* GIVEN DATA:
┌────────

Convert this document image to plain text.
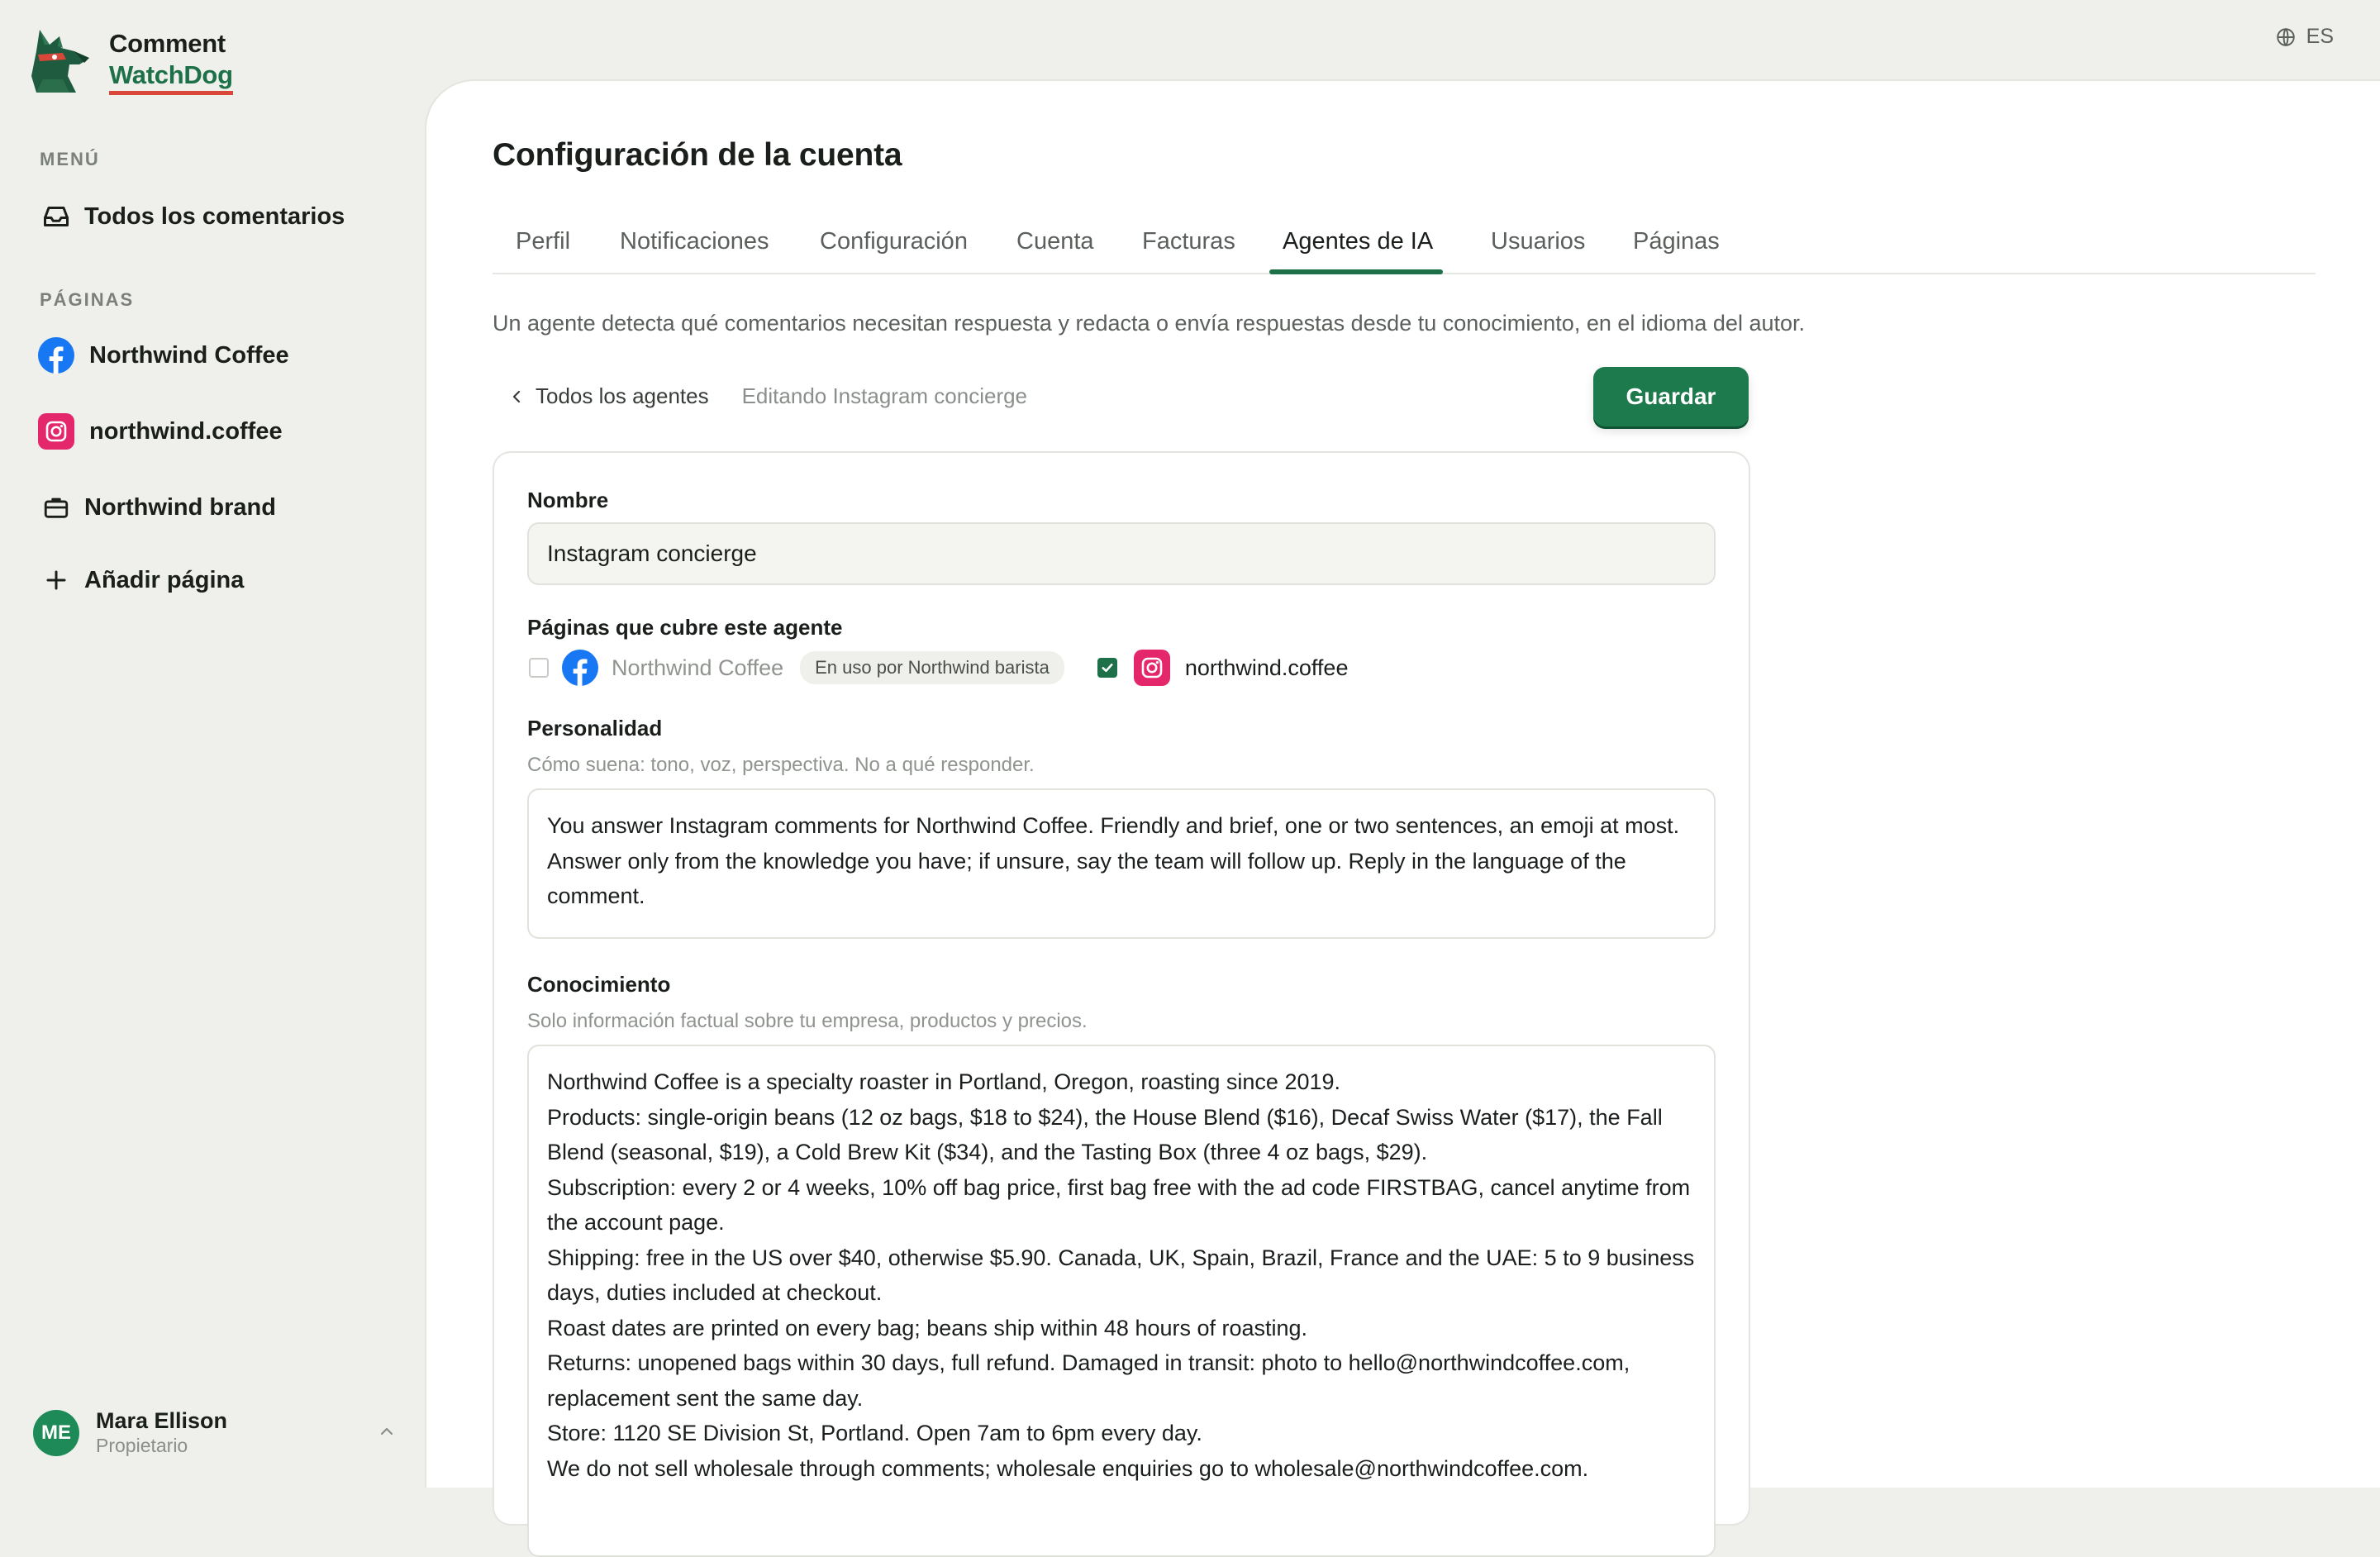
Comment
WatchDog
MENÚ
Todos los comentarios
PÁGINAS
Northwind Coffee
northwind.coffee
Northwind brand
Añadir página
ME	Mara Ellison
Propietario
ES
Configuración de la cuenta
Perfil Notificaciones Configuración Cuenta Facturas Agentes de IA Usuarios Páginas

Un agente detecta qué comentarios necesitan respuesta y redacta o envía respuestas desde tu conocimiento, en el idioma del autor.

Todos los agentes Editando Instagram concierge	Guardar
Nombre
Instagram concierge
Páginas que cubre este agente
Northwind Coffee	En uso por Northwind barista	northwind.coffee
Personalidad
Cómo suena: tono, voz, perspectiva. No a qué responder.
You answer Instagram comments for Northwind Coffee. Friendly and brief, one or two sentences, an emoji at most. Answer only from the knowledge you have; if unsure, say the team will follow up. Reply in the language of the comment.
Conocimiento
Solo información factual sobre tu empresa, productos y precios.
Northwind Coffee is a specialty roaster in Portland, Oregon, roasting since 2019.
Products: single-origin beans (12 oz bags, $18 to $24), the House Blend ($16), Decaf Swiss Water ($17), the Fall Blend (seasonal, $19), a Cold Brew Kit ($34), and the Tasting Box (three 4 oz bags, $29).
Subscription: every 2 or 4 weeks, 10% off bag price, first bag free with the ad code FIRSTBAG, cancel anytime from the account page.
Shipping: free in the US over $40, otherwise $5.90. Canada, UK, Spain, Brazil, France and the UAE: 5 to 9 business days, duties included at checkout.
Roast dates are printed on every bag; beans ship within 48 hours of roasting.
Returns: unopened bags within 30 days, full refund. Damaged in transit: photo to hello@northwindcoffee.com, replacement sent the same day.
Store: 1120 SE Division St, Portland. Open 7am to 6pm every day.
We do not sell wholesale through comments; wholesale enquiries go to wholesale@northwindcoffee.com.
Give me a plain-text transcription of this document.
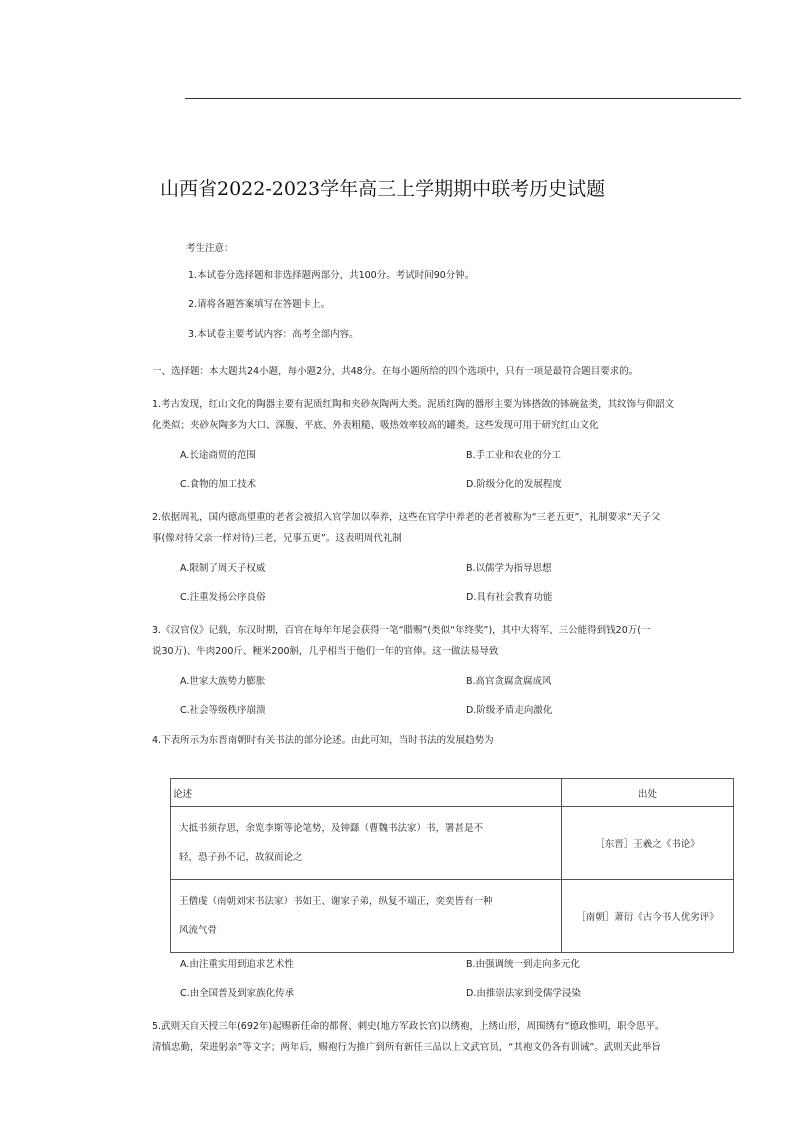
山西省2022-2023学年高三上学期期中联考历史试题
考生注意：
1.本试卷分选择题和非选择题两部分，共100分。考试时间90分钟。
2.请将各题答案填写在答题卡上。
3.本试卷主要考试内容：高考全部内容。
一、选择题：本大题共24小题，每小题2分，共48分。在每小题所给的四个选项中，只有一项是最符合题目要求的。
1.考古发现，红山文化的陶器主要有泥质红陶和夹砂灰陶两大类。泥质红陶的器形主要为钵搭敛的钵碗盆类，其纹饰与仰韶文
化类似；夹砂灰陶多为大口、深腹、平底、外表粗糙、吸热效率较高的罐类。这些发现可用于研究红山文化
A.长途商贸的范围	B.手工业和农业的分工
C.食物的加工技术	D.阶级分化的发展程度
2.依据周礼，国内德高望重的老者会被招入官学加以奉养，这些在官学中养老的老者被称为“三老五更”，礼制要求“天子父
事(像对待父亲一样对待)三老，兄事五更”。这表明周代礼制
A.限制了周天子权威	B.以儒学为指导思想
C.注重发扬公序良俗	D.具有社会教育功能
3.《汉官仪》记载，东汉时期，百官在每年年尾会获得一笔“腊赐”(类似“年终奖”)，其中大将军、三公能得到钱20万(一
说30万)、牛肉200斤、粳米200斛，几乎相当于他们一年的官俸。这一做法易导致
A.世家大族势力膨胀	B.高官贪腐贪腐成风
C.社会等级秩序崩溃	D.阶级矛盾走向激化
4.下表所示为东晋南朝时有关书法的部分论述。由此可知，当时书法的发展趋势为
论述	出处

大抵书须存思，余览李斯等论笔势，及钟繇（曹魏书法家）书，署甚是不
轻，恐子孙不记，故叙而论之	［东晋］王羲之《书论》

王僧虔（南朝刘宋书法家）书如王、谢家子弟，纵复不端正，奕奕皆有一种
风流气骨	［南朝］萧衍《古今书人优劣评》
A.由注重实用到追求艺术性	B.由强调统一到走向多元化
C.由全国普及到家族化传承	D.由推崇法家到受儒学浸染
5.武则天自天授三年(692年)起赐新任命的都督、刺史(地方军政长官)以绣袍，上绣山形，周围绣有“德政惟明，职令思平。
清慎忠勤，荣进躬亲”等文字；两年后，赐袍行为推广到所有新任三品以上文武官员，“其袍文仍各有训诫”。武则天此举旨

└────────

* PROBLEM: Only what runs from the line containing "Give me a plain-text" through the end of the entries above should be extracted, exactly and without pictures.

* OUTPUT OF THE TASK:
Give me a plain-text transcription of this document.
山西省2022-2023学年高三上学期期中联考历史试题
考生注意：
1.本试卷分选择题和非选择题两部分，共100分。考试时间90分钟。
2.请将各题答案填写在答题卡上。
3.本试卷主要考试内容：高考全部内容。
一、选择题：本大题共24小题，每小题2分，共48分。在每小题所给的四个选项中，只有一项是最符合题目要求的。
1.考古发现，红山文化的陶器主要有泥质红陶和夹砂灰陶两大类。泥质红陶的器形主要为钵搭敛的钵碗盆类，其纹饰与仰韶文
化类似；夹砂灰陶多为大口、深腹、平底、外表粗糙、吸热效率较高的罐类。这些发现可用于研究红山文化
A.长途商贸的范围	B.手工业和农业的分工
C.食物的加工技术	D.阶级分化的发展程度
2.依据周礼，国内德高望重的老者会被招入官学加以奉养，这些在官学中养老的老者被称为“三老五更”，礼制要求“天子父
事(像对待父亲一样对待)三老，兄事五更”。这表明周代礼制
A.限制了周天子权威	B.以儒学为指导思想
C.注重发扬公序良俗	D.具有社会教育功能
3.《汉官仪》记载，东汉时期，百官在每年年尾会获得一笔“腊赐”(类似“年终奖”)，其中大将军、三公能得到钱20万(一
说30万)、牛肉200斤、粳米200斛，几乎相当于他们一年的官俸。这一做法易导致
A.世家大族势力膨胀	B.高官贪腐贪腐成风
C.社会等级秩序崩溃	D.阶级矛盾走向激化
4.下表所示为东晋南朝时有关书法的部分论述。由此可知，当时书法的发展趋势为
论述	出处

大抵书须存思，余览李斯等论笔势，及钟繇（曹魏书法家）书，署甚是不
轻，恐子孙不记，故叙而论之	［东晋］王羲之《书论》

王僧虔（南朝刘宋书法家）书如王、谢家子弟，纵复不端正，奕奕皆有一种
风流气骨	［南朝］萧衍《古今书人优劣评》
A.由注重实用到追求艺术性	B.由强调统一到走向多元化
C.由全国普及到家族化传承	D.由推崇法家到受儒学浸染
5.武则天自天授三年(692年)起赐新任命的都督、刺史(地方军政长官)以绣袍，上绣山形，周围绣有“德政惟明，职令思平。
清慎忠勤，荣进躬亲”等文字；两年后，赐袍行为推广到所有新任三品以上文武官员，“其袍文仍各有训诫”。武则天此举旨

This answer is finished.